TASK INSTRUCTIONS - Scan the data below and pick out the lines containing the word "value".

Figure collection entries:
□ □ □ □ □
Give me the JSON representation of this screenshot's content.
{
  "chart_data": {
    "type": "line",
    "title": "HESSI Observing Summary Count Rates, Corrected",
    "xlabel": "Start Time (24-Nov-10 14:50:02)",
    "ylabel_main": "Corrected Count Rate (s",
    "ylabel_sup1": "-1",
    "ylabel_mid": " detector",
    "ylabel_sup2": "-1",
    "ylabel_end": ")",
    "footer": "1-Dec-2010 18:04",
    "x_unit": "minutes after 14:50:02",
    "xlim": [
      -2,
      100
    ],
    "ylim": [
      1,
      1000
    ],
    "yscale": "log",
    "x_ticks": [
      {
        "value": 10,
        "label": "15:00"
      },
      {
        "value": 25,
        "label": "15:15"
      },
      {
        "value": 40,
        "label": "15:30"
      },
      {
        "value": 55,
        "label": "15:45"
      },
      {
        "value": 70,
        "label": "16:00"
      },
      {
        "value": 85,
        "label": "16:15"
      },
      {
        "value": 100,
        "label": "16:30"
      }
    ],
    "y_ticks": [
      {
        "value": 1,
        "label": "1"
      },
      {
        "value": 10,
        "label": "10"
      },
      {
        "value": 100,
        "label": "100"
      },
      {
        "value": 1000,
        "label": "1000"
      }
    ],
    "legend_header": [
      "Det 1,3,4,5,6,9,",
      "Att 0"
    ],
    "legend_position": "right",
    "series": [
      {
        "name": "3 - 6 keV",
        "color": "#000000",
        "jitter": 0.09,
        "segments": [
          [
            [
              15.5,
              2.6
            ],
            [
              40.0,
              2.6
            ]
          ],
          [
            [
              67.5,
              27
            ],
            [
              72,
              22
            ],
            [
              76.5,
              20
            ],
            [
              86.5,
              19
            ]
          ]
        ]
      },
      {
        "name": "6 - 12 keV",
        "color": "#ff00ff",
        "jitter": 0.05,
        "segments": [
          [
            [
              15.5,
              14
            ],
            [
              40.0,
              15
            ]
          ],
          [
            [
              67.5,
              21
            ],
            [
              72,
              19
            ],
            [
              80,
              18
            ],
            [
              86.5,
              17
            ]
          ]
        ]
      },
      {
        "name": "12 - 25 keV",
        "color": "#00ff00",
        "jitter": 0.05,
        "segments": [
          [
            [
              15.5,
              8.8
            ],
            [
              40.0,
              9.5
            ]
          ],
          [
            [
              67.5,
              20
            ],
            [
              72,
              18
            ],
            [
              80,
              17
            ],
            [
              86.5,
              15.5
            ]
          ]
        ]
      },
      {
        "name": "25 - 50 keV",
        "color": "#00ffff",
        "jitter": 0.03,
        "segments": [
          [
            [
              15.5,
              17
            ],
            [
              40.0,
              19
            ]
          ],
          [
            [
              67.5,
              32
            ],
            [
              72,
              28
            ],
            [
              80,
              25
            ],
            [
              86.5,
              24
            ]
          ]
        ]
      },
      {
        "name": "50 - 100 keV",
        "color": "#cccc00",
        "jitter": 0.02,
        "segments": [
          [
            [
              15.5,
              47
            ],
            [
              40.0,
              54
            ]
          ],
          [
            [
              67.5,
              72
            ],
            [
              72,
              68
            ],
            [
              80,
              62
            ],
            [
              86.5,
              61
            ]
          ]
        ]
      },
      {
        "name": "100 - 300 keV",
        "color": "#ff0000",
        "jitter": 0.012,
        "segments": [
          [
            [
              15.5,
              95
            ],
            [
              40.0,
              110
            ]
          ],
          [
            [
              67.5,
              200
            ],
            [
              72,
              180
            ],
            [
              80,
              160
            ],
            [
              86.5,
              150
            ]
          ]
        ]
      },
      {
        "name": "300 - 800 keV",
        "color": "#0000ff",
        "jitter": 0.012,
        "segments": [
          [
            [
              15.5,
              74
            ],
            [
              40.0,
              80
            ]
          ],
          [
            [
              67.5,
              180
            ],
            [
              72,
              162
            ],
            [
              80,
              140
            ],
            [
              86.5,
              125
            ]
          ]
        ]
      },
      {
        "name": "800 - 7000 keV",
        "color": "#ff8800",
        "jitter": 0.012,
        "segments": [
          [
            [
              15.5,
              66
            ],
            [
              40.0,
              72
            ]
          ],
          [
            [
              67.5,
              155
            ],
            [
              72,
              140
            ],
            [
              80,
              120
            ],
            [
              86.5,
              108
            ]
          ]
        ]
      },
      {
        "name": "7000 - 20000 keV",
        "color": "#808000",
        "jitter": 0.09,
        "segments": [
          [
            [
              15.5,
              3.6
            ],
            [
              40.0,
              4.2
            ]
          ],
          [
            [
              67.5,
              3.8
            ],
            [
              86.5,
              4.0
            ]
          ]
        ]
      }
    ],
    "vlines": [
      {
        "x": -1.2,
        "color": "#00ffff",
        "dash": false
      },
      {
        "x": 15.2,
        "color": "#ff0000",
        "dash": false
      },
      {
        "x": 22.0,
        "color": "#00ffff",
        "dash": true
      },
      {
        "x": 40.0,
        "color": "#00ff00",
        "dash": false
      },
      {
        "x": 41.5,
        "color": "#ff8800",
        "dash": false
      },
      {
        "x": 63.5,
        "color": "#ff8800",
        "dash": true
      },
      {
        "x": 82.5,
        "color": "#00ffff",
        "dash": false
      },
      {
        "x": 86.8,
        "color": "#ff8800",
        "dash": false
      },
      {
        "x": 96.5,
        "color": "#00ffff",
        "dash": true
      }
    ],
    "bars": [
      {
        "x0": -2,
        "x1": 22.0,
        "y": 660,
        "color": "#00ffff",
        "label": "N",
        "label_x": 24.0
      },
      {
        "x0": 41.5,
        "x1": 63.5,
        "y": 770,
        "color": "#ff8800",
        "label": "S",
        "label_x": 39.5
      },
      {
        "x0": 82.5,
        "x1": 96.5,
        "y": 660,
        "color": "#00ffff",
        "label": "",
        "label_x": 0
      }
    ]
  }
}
□ □ □ □ □
EXERCISE RESULT -
        "value": 10,
        "value": 25,
        "value": 40,
        "value": 55,
        "value": 70,
        "value": 85,
        "value": 100,
        "value": 1,
        "value": 10,
        "value": 100,
        "value": 1000,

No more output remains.